* [EXERCISE INSTRUCTIONS] Return all of the data exactly as written, without the pictures.

* [RECORDS TO USE]

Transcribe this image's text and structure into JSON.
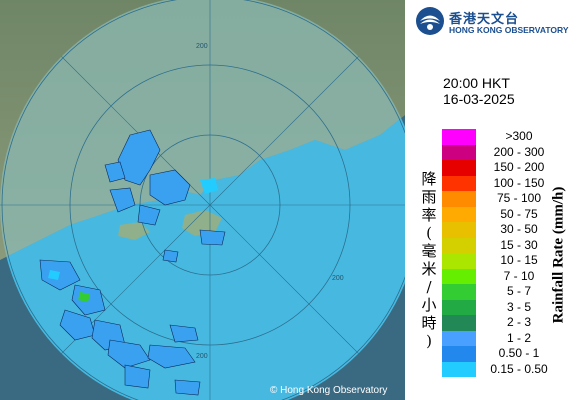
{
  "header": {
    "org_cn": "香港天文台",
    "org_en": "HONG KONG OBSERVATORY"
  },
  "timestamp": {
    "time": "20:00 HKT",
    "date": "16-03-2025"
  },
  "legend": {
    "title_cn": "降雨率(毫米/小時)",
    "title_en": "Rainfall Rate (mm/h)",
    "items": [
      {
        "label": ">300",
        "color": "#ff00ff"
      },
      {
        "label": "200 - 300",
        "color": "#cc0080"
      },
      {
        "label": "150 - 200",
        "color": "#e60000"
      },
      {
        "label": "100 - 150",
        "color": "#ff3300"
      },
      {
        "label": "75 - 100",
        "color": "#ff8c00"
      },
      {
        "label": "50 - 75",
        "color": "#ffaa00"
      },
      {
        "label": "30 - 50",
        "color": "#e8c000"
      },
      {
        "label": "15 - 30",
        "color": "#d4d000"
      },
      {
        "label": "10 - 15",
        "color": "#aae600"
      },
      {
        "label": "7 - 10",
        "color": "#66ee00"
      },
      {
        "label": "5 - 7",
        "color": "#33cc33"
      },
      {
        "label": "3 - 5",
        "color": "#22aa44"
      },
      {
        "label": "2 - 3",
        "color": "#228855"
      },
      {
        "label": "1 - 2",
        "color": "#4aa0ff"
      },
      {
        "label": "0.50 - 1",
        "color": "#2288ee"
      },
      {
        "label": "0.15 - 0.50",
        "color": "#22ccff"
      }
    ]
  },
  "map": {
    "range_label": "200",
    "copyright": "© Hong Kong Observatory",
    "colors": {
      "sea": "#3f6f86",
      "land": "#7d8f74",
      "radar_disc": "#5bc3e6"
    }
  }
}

* [RESPONSE TO THE EXERCISE]
Transcribe this image's text and structure into JSON.
{
  "header": {
    "org_cn": "香港天文台",
    "org_en": "HONG KONG OBSERVATORY"
  },
  "timestamp": {
    "time": "20:00 HKT",
    "date": "16-03-2025"
  },
  "legend": {
    "title_cn": "降雨率(毫米/小時)",
    "title_en": "Rainfall Rate (mm/h)",
    "items": [
      {
        "label": ">300",
        "color": "#ff00ff"
      },
      {
        "label": "200 - 300",
        "color": "#cc0080"
      },
      {
        "label": "150 - 200",
        "color": "#e60000"
      },
      {
        "label": "100 - 150",
        "color": "#ff3300"
      },
      {
        "label": "75 - 100",
        "color": "#ff8c00"
      },
      {
        "label": "50 - 75",
        "color": "#ffaa00"
      },
      {
        "label": "30 - 50",
        "color": "#e8c000"
      },
      {
        "label": "15 - 30",
        "color": "#d4d000"
      },
      {
        "label": "10 - 15",
        "color": "#aae600"
      },
      {
        "label": "7 - 10",
        "color": "#66ee00"
      },
      {
        "label": "5 - 7",
        "color": "#33cc33"
      },
      {
        "label": "3 - 5",
        "color": "#22aa44"
      },
      {
        "label": "2 - 3",
        "color": "#228855"
      },
      {
        "label": "1 - 2",
        "color": "#4aa0ff"
      },
      {
        "label": "0.50 - 1",
        "color": "#2288ee"
      },
      {
        "label": "0.15 - 0.50",
        "color": "#22ccff"
      }
    ]
  },
  "map": {
    "range_label": "200",
    "copyright": "© Hong Kong Observatory",
    "colors": {
      "sea": "#3f6f86",
      "land": "#7d8f74",
      "radar_disc": "#5bc3e6"
    }
  }
}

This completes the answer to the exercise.